>>>>>
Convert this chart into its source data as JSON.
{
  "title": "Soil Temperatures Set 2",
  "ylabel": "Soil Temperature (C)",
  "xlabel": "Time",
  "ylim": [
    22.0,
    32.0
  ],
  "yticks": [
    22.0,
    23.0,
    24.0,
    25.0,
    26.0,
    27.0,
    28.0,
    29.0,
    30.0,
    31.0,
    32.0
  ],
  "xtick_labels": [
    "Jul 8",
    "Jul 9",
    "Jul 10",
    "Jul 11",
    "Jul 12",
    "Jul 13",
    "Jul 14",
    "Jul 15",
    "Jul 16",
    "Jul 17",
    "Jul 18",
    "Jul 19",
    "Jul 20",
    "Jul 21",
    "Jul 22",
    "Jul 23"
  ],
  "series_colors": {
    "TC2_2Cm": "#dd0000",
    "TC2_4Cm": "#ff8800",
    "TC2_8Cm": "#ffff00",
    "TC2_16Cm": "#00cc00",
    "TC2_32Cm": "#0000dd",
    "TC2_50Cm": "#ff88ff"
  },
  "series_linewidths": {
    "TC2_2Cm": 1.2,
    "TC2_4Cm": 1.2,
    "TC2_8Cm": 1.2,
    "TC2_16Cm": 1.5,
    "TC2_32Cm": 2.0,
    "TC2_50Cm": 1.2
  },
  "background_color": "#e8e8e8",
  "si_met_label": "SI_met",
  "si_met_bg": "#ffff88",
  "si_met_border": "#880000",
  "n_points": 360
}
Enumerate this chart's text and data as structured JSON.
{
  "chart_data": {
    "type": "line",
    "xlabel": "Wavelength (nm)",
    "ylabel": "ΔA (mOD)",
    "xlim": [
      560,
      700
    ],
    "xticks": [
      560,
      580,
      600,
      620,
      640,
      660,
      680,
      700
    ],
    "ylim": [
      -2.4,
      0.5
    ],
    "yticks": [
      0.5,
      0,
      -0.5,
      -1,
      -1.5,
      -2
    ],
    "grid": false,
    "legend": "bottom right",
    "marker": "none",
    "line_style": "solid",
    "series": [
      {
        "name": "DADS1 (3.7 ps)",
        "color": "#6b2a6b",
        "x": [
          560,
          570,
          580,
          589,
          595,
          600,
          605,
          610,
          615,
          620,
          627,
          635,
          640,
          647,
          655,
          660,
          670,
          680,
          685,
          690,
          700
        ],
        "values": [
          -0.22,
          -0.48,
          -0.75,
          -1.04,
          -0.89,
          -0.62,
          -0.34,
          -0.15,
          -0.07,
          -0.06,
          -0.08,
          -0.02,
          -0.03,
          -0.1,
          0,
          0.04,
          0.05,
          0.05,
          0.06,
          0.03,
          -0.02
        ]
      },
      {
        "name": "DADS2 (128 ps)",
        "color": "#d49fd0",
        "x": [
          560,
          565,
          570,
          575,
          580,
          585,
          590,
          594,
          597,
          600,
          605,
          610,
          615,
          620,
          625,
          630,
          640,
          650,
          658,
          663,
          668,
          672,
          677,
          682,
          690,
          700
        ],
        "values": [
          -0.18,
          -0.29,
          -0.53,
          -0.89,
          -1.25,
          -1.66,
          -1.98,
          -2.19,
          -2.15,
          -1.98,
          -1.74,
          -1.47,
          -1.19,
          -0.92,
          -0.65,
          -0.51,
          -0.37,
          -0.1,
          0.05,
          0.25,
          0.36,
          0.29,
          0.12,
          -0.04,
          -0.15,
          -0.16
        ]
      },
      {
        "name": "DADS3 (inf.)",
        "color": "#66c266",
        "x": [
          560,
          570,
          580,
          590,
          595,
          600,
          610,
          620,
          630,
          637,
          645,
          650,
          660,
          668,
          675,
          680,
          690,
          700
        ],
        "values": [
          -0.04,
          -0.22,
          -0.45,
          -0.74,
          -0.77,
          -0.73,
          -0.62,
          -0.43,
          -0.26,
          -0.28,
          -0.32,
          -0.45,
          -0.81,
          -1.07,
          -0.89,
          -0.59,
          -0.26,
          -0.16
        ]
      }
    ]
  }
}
<<<<<
WHAT THE TASK REQUIRES
Search the entries for the string "Soil" and collect each line that has it.

EXERCISE SOLUTION
  "title": "Soil Temperatures Set 2",
  "ylabel": "Soil Temperature (C)",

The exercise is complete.